-- GOAL --
Find every line of the listing below where "Assets" appears, and copy it.

-- DATA FOR THIS TASK --
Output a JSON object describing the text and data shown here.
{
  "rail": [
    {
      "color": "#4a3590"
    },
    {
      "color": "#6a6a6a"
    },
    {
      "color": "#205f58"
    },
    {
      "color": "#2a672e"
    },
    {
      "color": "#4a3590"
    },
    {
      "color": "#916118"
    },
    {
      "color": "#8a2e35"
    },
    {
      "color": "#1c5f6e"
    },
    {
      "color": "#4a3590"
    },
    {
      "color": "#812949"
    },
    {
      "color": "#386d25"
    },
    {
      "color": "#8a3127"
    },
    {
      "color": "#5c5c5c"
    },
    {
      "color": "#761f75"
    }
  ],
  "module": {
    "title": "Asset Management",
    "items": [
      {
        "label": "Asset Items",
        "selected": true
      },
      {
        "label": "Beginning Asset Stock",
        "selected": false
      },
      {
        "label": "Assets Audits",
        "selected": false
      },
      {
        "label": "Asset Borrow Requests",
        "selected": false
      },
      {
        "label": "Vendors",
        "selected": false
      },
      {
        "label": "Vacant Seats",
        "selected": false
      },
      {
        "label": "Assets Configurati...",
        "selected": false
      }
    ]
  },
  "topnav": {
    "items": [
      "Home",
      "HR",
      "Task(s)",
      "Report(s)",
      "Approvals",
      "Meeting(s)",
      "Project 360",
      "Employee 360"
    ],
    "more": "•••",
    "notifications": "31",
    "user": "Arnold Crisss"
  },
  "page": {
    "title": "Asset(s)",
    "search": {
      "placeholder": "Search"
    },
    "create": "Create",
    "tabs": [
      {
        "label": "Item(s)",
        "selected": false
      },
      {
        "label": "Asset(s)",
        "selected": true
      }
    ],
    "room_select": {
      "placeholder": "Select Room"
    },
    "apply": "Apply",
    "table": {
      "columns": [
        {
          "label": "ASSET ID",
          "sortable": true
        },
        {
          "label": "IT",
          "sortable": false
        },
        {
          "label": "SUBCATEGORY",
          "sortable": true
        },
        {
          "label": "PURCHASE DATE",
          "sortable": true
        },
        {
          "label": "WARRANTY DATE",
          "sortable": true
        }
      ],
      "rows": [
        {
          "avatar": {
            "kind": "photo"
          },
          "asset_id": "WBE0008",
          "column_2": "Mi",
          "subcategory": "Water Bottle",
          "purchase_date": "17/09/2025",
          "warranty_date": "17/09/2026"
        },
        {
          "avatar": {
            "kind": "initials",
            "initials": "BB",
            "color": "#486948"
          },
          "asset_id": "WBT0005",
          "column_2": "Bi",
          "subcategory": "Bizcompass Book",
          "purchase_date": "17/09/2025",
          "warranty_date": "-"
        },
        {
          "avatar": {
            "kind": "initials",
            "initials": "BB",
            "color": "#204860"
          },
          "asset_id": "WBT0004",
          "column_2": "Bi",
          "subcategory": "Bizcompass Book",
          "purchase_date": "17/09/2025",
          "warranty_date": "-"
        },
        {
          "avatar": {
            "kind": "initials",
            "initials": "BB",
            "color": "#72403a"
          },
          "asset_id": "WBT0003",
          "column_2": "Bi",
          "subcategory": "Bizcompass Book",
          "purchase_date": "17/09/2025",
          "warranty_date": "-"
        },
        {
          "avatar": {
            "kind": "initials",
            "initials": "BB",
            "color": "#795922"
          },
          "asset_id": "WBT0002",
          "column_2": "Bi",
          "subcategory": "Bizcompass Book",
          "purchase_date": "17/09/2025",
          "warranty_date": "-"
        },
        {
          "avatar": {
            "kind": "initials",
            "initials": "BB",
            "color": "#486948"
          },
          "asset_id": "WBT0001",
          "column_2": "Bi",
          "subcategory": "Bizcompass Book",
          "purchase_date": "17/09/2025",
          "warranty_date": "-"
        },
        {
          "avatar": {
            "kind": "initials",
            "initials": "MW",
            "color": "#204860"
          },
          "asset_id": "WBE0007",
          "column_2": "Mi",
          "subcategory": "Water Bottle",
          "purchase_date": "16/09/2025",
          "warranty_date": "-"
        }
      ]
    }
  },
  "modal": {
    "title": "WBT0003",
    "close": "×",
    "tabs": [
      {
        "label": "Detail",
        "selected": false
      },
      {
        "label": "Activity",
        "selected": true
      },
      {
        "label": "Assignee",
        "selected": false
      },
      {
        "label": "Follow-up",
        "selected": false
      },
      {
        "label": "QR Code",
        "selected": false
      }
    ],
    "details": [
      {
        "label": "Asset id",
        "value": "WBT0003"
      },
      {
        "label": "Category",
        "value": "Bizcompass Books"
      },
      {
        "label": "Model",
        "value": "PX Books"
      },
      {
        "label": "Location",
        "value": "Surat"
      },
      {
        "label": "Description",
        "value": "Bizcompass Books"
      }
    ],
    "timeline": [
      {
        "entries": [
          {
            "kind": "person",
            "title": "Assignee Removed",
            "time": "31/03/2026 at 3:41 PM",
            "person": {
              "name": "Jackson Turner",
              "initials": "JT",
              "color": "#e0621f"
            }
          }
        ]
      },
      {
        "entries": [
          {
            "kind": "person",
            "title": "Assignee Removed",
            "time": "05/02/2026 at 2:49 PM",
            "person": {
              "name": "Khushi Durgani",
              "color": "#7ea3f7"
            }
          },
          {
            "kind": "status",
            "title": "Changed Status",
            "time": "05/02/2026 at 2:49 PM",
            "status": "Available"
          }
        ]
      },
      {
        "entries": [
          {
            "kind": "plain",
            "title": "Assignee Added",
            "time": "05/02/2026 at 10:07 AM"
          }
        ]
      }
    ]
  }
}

-- ANSWER TO THIS EXERCISE --
        "label": "Assets Audits",
        "label": "Assets Configurati...",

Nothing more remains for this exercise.